*PROBLEM TO WORK ON*. Without including any pictures, copy each entry below exactly.

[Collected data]
* Begin *
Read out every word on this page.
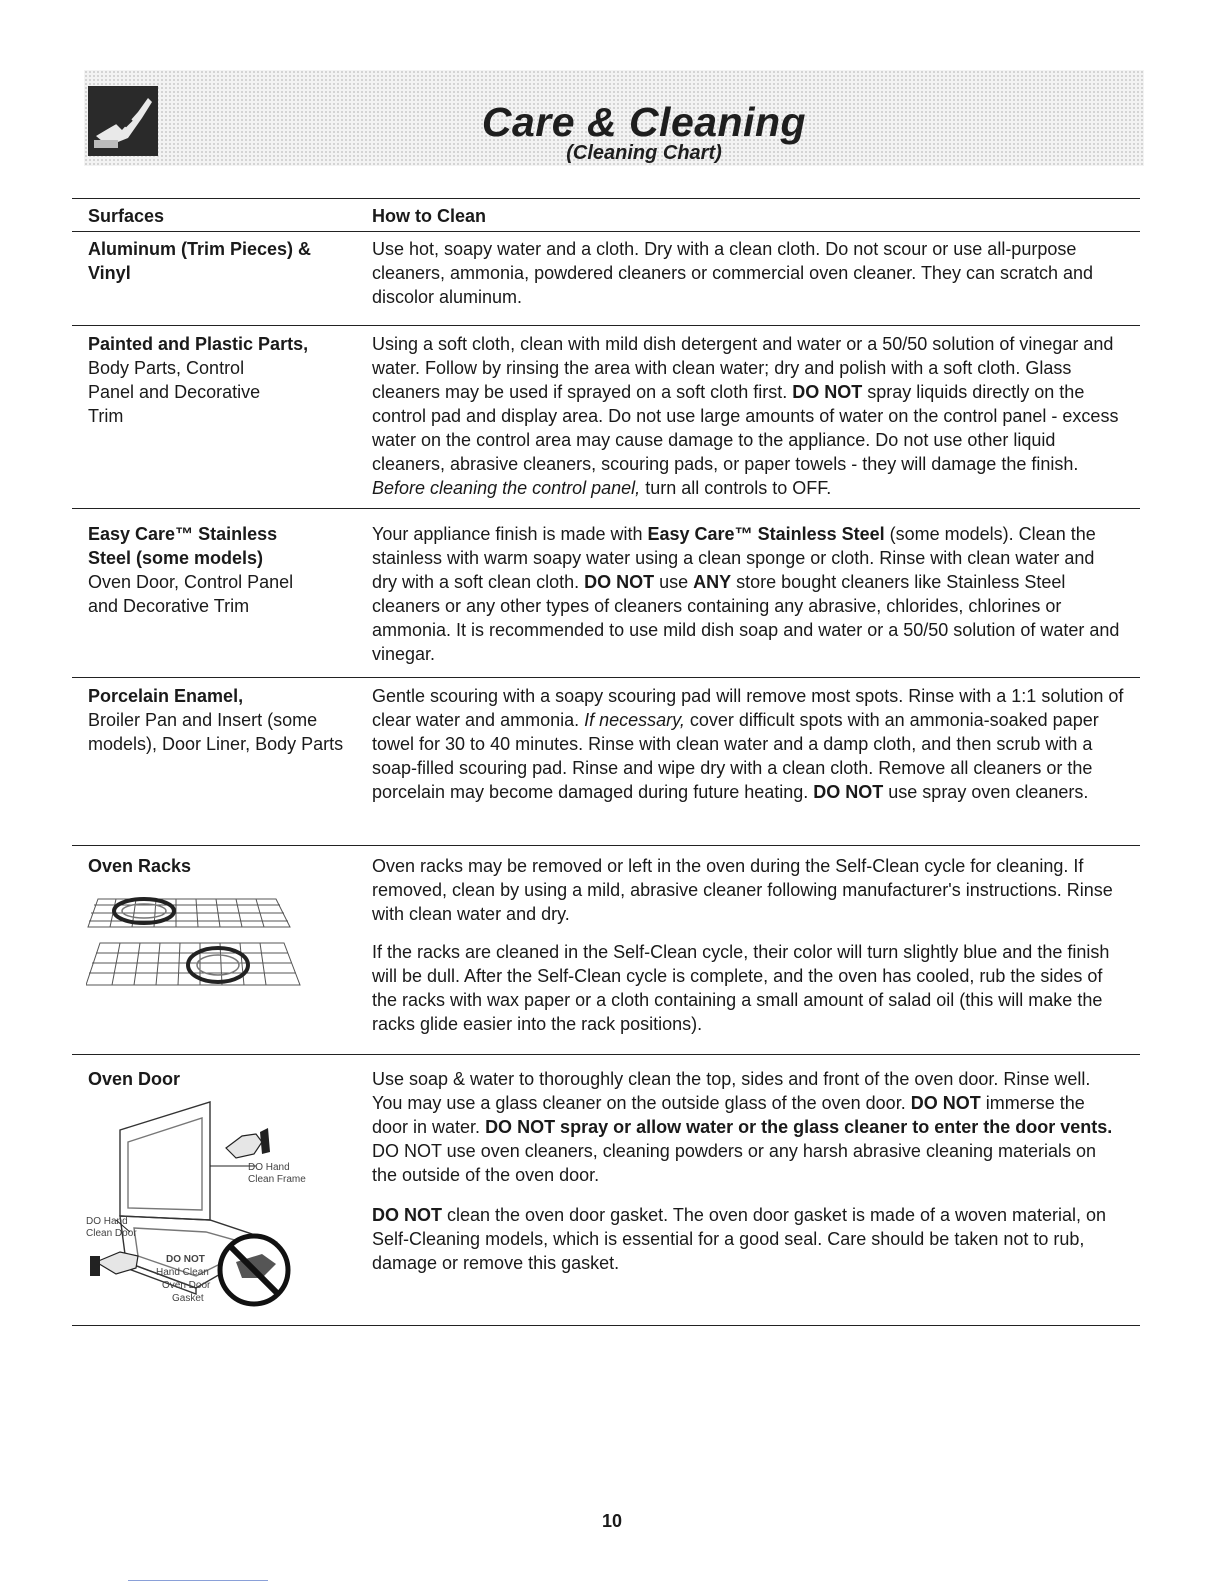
Care & Cleaning
(Cleaning Chart)
Surfaces	How to Clean
Aluminum (Trim Pieces) & Vinyl
Use hot, soapy water and a cloth. Dry with a clean cloth. Do not scour or use all-purpose cleaners, ammonia, powdered cleaners or commercial oven cleaner. They can scratch and discolor aluminum.
Painted and Plastic Parts,
Body Parts, Control Panel and Decorative Trim
Using a soft cloth, clean with mild dish detergent and water or a 50/50 solution of vinegar and water. Follow by rinsing the area with clean water; dry and polish with a soft cloth. Glass cleaners may be used if sprayed on a soft cloth first. DO NOT spray liquids directly on the control pad and display area. Do not use large amounts of water on the control panel - excess water on the control area may cause damage to the appliance. Do not use other liquid cleaners, abrasive cleaners, scouring pads, or paper towels - they will damage the finish. Before cleaning the control panel, turn all controls to OFF.
Easy Care™ Stainless Steel (some models)
Oven Door, Control Panel and Decorative Trim
Your appliance finish is made with Easy Care™ Stainless Steel (some models). Clean the stainless with warm soapy water using a clean sponge or cloth. Rinse with clean water and dry with a soft clean cloth. DO NOT use ANY store bought cleaners like Stainless Steel cleaners or any other types of cleaners containing any abrasive, chlorides, chlorines or ammonia. It is recommended to use mild dish soap and water or a 50/50 solution of water and vinegar.
Porcelain Enamel,
Broiler Pan and Insert (some models), Door Liner, Body Parts
Gentle scouring with a soapy scouring pad will remove most spots. Rinse with a 1:1 solution of clear water and ammonia. If necessary, cover difficult spots with an ammonia-soaked paper towel for 30 to 40 minutes. Rinse with clean water and a damp cloth, and then scrub with a soap-filled scouring pad. Rinse and wipe dry with a clean cloth. Remove all cleaners or the porcelain may become damaged during future heating. DO NOT use spray oven cleaners.
Oven Racks	Oven racks may be removed or left in the oven during the Self-Clean cycle for cleaning. If removed, clean by using a mild, abrasive cleaner following manufacturer's instructions. Rinse with clean water and dry.

If the racks are cleaned in the Self-Clean cycle, their color will turn slightly blue and the finish will be dull. After the Self-Clean cycle is complete, and the oven has cooled, rub the sides of the racks with wax paper or a cloth containing a small amount of salad oil (this will make the racks glide easier into the rack positions).

Oven Door
DO Hand
Clean Frame
DO Hand
Clean Door
DO NOT
Hand Clean
Oven Door
Gasket

Use soap & water to thoroughly clean the top, sides and front of the oven door. Rinse well. You may use a glass cleaner on the outside glass of the oven door. DO NOT immerse the door in water. DO NOT spray or allow water or the glass cleaner to enter the door vents. DO NOT use oven cleaners, cleaning powders or any harsh abrasive cleaning materials on the outside of the oven door.

DO NOT clean the oven door gasket. The oven door gasket is made of a woven material, on Self-Cleaning models, which is essential for a good seal. Care should be taken not to rub, damage or remove this gasket.

10
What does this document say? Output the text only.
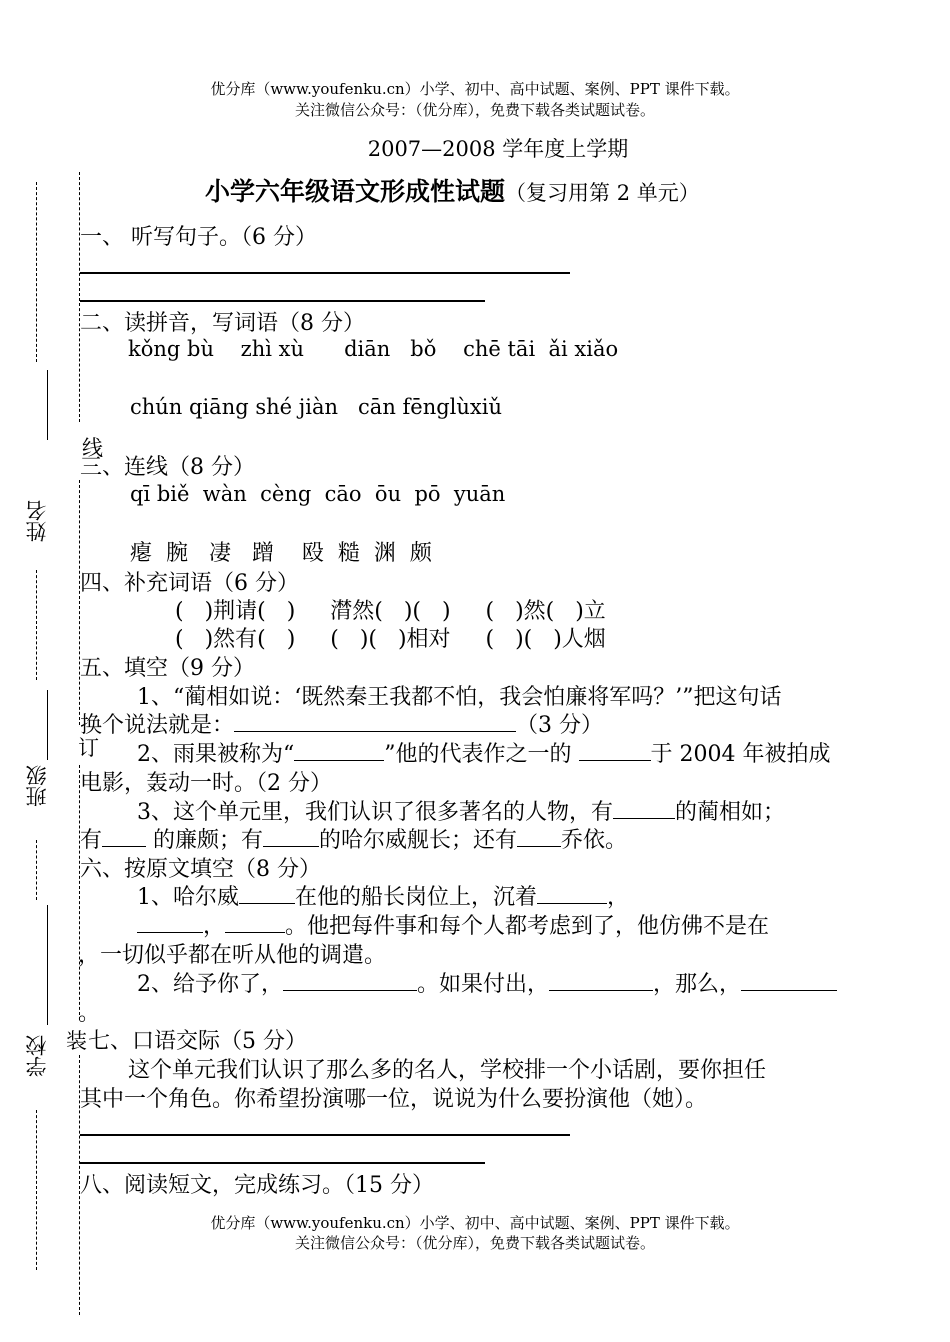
优分库（www.youfenku.cn）小学、初中、高中试题、案例、PPT 课件下载。
关注微信公众号：（优分库），免费下载各类试题试卷。
2007—2008 学年度上学期
小学六年级语文形成性试题（复习用第 2 单元）
姓名
班级
学校
线
订
装
一、 听写句子。（6 分）
二、读拼音，写词语（8 分）
kǒng bù    zhì xù      diān   bǒ    chē tāi  ǎi xiǎo
chún qiāng shé jiàn   cān fēnglùxiǔ
三、连线（8 分）
qī biě  wàn  cèng  cāo  ōu  pō  yuān
瘪  腕   凄   蹭    殴  糙  渊  颇
四、补充词语（6 分）
(   )荆请(   )     潸然(   )(   )     (   )然(   )立
(   )然有(   )     (   )(   )相对     (   )(   )人烟
五、填空（9 分）
1、“蔺相如说：‘既然秦王我都不怕，我会怕廉将军吗？’”把这句话
换个说法就是：	（3 分）
2、雨果被称为“	”他的代表作之一的	于 2004 年被拍成
电影，轰动一时。（2 分）
3、这个单元里，我们认识了很多著名的人物，有	的蔺相如；
有 的廉颇；有	的哈尔威舰长；还有 乔依。
六、按原文填空（8 分）
1、哈尔威	在他的船长岗位上，沉着	，
，	。他把每件事和每个人都考虑到了，他仿佛不是在
，一切似乎都在听从他的调遣。
2、给予你了，	。如果付出，	，那么，
。
七、口语交际（5 分）
这个单元我们认识了那么多的名人，学校排一个小话剧，要你担任
其中一个角色。你希望扮演哪一位，说说为什么要扮演他（她）。
八、阅读短文，完成练习。（15 分）
优分库（www.youfenku.cn）小学、初中、高中试题、案例、PPT 课件下载。
关注微信公众号：（优分库），免费下载各类试题试卷。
* End *
*OUTPUT OF THE EXERCISE*.
Read out every word on this page.
Care & Cleaning
(Cleaning Chart)
Surfaces	How to Clean
Aluminum (Trim Pieces) & Vinyl
Use hot, soapy water and a cloth. Dry with a clean cloth. Do not scour or use all-purpose cleaners, ammonia, powdered cleaners or commercial oven cleaner. They can scratch and discolor aluminum.
Painted and Plastic Parts,
Body Parts, Control Panel and Decorative Trim
Using a soft cloth, clean with mild dish detergent and water or a 50/50 solution of vinegar and water. Follow by rinsing the area with clean water; dry and polish with a soft cloth. Glass cleaners may be used if sprayed on a soft cloth first. DO NOT spray liquids directly on the control pad and display area. Do not use large amounts of water on the control panel - excess water on the control area may cause damage to the appliance. Do not use other liquid cleaners, abrasive cleaners, scouring pads, or paper towels - they will damage the finish. Before cleaning the control panel, turn all controls to OFF.
Easy Care™ Stainless Steel (some models)
Oven Door, Control Panel and Decorative Trim
Your appliance finish is made with Easy Care™ Stainless Steel (some models). Clean the stainless with warm soapy water using a clean sponge or cloth. Rinse with clean water and dry with a soft clean cloth. DO NOT use ANY store bought cleaners like Stainless Steel cleaners or any other types of cleaners containing any abrasive, chlorides, chlorines or ammonia. It is recommended to use mild dish soap and water or a 50/50 solution of water and vinegar.
Porcelain Enamel,
Broiler Pan and Insert (some models), Door Liner, Body Parts
Gentle scouring with a soapy scouring pad will remove most spots. Rinse with a 1:1 solution of clear water and ammonia. If necessary, cover difficult spots with an ammonia-soaked paper towel for 30 to 40 minutes. Rinse with clean water and a damp cloth, and then scrub with a soap-filled scouring pad. Rinse and wipe dry with a clean cloth. Remove all cleaners or the porcelain may become damaged during future heating. DO NOT use spray oven cleaners.
Oven Racks	Oven racks may be removed or left in the oven during the Self-Clean cycle for cleaning. If removed, clean by using a mild, abrasive cleaner following manufacturer's instructions. Rinse with clean water and dry.

If the racks are cleaned in the Self-Clean cycle, their color will turn slightly blue and the finish will be dull. After the Self-Clean cycle is complete, and the oven has cooled, rub the sides of the racks with wax paper or a cloth containing a small amount of salad oil (this will make the racks glide easier into the rack positions).

Oven Door
DO Hand
Clean Frame
DO Hand
Clean Door
DO NOT
Hand Clean
Oven Door
Gasket

Use soap & water to thoroughly clean the top, sides and front of the oven door. Rinse well. You may use a glass cleaner on the outside glass of the oven door. DO NOT immerse the door in water. DO NOT spray or allow water or the glass cleaner to enter the door vents. DO NOT use oven cleaners, cleaning powders or any harsh abrasive cleaning materials on the outside of the oven door.

DO NOT clean the oven door gasket. The oven door gasket is made of a woven material, on Self-Cleaning models, which is essential for a good seal. Care should be taken not to rub, damage or remove this gasket.

10
What does this document say? Output the text only.
优分库（www.youfenku.cn）小学、初中、高中试题、案例、PPT 课件下载。
关注微信公众号：（优分库），免费下载各类试题试卷。
2007—2008 学年度上学期
小学六年级语文形成性试题（复习用第 2 单元）
姓名
班级
学校
线
订
装
一、 听写句子。（6 分）
二、读拼音，写词语（8 分）
kǒng bù    zhì xù      diān   bǒ    chē tāi  ǎi xiǎo
chún qiāng shé jiàn   cān fēnglùxiǔ
三、连线（8 分）
qī biě  wàn  cèng  cāo  ōu  pō  yuān
瘪  腕   凄   蹭    殴  糙  渊  颇
四、补充词语（6 分）
(   )荆请(   )     潸然(   )(   )     (   )然(   )立
(   )然有(   )     (   )(   )相对     (   )(   )人烟
五、填空（9 分）
1、“蔺相如说：‘既然秦王我都不怕，我会怕廉将军吗？’”把这句话
换个说法就是：	（3 分）
2、雨果被称为“	”他的代表作之一的	于 2004 年被拍成
电影，轰动一时。（2 分）
3、这个单元里，我们认识了很多著名的人物，有	的蔺相如；
有 的廉颇；有	的哈尔威舰长；还有 乔依。
六、按原文填空（8 分）
1、哈尔威	在他的船长岗位上，沉着	，
，	。他把每件事和每个人都考虑到了，他仿佛不是在
，一切似乎都在听从他的调遣。
2、给予你了，	。如果付出，	，那么，
。
七、口语交际（5 分）
这个单元我们认识了那么多的名人，学校排一个小话剧，要你担任
其中一个角色。你希望扮演哪一位，说说为什么要扮演他（她）。
八、阅读短文，完成练习。（15 分）
优分库（www.youfenku.cn）小学、初中、高中试题、案例、PPT 课件下载。
关注微信公众号：（优分库），免费下载各类试题试卷。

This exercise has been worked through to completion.